### Exercise brief
Quote the data below verbatim, omitting the pictures.

----------------------------------------

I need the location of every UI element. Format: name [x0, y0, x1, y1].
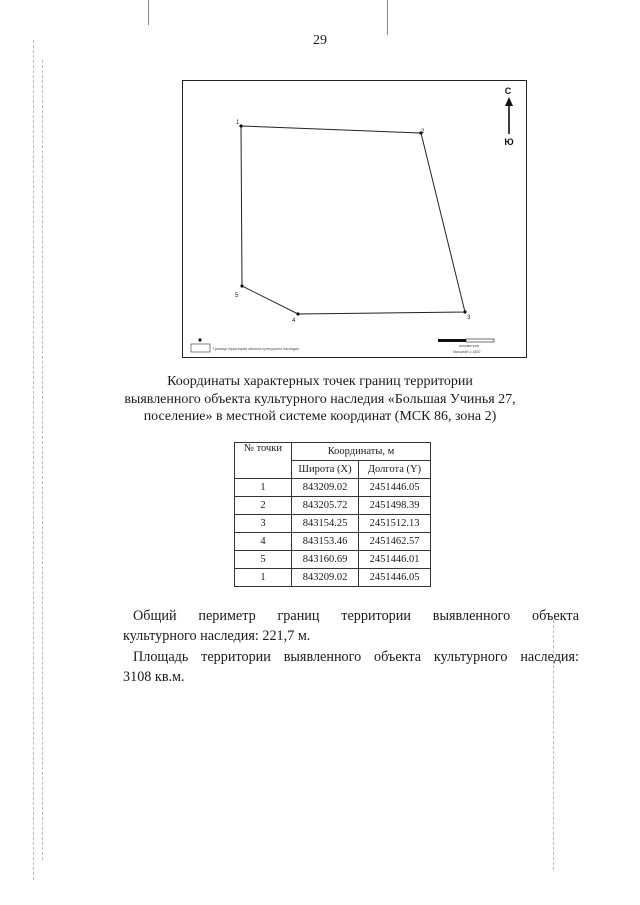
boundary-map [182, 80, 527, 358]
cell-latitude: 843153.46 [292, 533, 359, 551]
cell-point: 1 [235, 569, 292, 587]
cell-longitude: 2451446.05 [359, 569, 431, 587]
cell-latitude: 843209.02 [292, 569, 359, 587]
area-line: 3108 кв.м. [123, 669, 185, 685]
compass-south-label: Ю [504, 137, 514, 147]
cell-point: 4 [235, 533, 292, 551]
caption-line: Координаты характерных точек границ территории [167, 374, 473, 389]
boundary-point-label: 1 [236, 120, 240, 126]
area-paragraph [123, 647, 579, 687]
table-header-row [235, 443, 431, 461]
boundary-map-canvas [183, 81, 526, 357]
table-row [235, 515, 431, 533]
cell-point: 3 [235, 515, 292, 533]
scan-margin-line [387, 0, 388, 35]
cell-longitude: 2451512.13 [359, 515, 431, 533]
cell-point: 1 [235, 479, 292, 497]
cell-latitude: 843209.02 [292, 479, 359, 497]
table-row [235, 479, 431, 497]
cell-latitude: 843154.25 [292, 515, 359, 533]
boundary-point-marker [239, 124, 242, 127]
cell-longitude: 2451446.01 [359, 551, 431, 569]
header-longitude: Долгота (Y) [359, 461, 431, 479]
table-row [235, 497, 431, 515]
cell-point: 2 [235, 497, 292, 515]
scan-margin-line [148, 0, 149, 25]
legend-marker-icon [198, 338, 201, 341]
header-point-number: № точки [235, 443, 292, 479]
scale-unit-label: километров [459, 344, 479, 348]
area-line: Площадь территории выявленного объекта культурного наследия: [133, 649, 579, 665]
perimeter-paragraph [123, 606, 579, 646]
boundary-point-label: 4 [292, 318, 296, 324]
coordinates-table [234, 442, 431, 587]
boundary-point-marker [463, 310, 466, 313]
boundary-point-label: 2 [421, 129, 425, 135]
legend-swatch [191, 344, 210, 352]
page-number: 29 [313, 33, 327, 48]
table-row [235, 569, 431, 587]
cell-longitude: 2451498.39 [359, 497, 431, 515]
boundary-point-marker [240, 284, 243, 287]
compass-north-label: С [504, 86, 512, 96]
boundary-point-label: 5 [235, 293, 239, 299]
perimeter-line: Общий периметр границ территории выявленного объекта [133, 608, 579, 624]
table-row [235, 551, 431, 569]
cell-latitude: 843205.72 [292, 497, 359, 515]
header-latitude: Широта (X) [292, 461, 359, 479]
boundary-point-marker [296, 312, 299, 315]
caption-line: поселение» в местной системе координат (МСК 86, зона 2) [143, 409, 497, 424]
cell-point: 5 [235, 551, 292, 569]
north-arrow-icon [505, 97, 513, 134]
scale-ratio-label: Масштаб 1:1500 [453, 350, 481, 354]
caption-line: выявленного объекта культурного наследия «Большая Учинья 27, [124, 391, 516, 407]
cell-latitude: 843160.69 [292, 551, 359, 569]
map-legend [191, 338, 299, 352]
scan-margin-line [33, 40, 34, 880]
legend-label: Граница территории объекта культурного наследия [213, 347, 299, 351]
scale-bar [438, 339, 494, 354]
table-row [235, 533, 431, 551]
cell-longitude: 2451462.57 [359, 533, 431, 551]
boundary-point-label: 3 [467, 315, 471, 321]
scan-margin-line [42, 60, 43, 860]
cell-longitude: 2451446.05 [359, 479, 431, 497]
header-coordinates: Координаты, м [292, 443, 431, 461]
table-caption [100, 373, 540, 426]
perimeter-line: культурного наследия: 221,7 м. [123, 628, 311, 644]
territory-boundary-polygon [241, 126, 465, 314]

----------------------------------------

### Response to this exercise
I need the location of every UI element. Format: name [x0, y0, x1, y1].
boundary-map [182, 80, 527, 358]
cell-latitude: 843153.46 [292, 533, 359, 551]
cell-point: 1 [235, 569, 292, 587]
cell-longitude: 2451446.05 [359, 569, 431, 587]
cell-latitude: 843209.02 [292, 569, 359, 587]
area-line: 3108 кв.м. [123, 669, 185, 685]
compass-south-label: Ю [504, 137, 514, 147]
cell-point: 4 [235, 533, 292, 551]
caption-line: Координаты характерных точек границ территории [167, 374, 473, 389]
boundary-point-label: 1 [236, 120, 240, 126]
area-paragraph [123, 647, 579, 687]
table-header-row [235, 443, 431, 461]
boundary-map-canvas [183, 81, 526, 357]
table-row [235, 515, 431, 533]
cell-point: 3 [235, 515, 292, 533]
scan-margin-line [387, 0, 388, 35]
cell-longitude: 2451512.13 [359, 515, 431, 533]
cell-point: 1 [235, 479, 292, 497]
cell-latitude: 843209.02 [292, 479, 359, 497]
table-row [235, 479, 431, 497]
cell-latitude: 843154.25 [292, 515, 359, 533]
boundary-point-marker [239, 124, 242, 127]
cell-longitude: 2451446.01 [359, 551, 431, 569]
header-longitude: Долгота (Y) [359, 461, 431, 479]
table-row [235, 497, 431, 515]
cell-point: 2 [235, 497, 292, 515]
scan-margin-line [148, 0, 149, 25]
legend-marker-icon [198, 338, 201, 341]
header-point-number: № точки [235, 443, 292, 479]
scale-unit-label: километров [459, 344, 479, 348]
area-line: Площадь территории выявленного объекта культурного наследия: [133, 649, 579, 665]
perimeter-paragraph [123, 606, 579, 646]
boundary-point-label: 4 [292, 318, 296, 324]
coordinates-table [234, 442, 431, 587]
boundary-point-marker [463, 310, 466, 313]
boundary-point-label: 2 [421, 129, 425, 135]
legend-swatch [191, 344, 210, 352]
page-number: 29 [313, 33, 327, 48]
table-row [235, 569, 431, 587]
cell-longitude: 2451498.39 [359, 497, 431, 515]
boundary-point-marker [240, 284, 243, 287]
compass-north-label: С [504, 86, 512, 96]
boundary-point-label: 5 [235, 293, 239, 299]
perimeter-line: Общий периметр границ территории выявленного объекта [133, 608, 579, 624]
table-row [235, 551, 431, 569]
cell-latitude: 843205.72 [292, 497, 359, 515]
header-latitude: Широта (X) [292, 461, 359, 479]
boundary-point-marker [296, 312, 299, 315]
caption-line: поселение» в местной системе координат (МСК 86, зона 2) [143, 409, 497, 424]
cell-point: 5 [235, 551, 292, 569]
north-arrow-icon [505, 97, 513, 134]
scale-ratio-label: Масштаб 1:1500 [453, 350, 481, 354]
caption-line: выявленного объекта культурного наследия «Большая Учинья 27, [124, 391, 516, 407]
cell-latitude: 843160.69 [292, 551, 359, 569]
map-legend [191, 338, 299, 352]
scan-margin-line [33, 40, 34, 880]
legend-label: Граница территории объекта культурного наследия [213, 347, 299, 351]
scale-bar [438, 339, 494, 354]
table-row [235, 533, 431, 551]
cell-longitude: 2451462.57 [359, 533, 431, 551]
boundary-point-label: 3 [467, 315, 471, 321]
scan-margin-line [42, 60, 43, 860]
cell-longitude: 2451446.05 [359, 479, 431, 497]
header-coordinates: Координаты, м [292, 443, 431, 461]
table-caption [100, 373, 540, 426]
perimeter-line: культурного наследия: 221,7 м. [123, 628, 311, 644]
territory-boundary-polygon [241, 126, 465, 314]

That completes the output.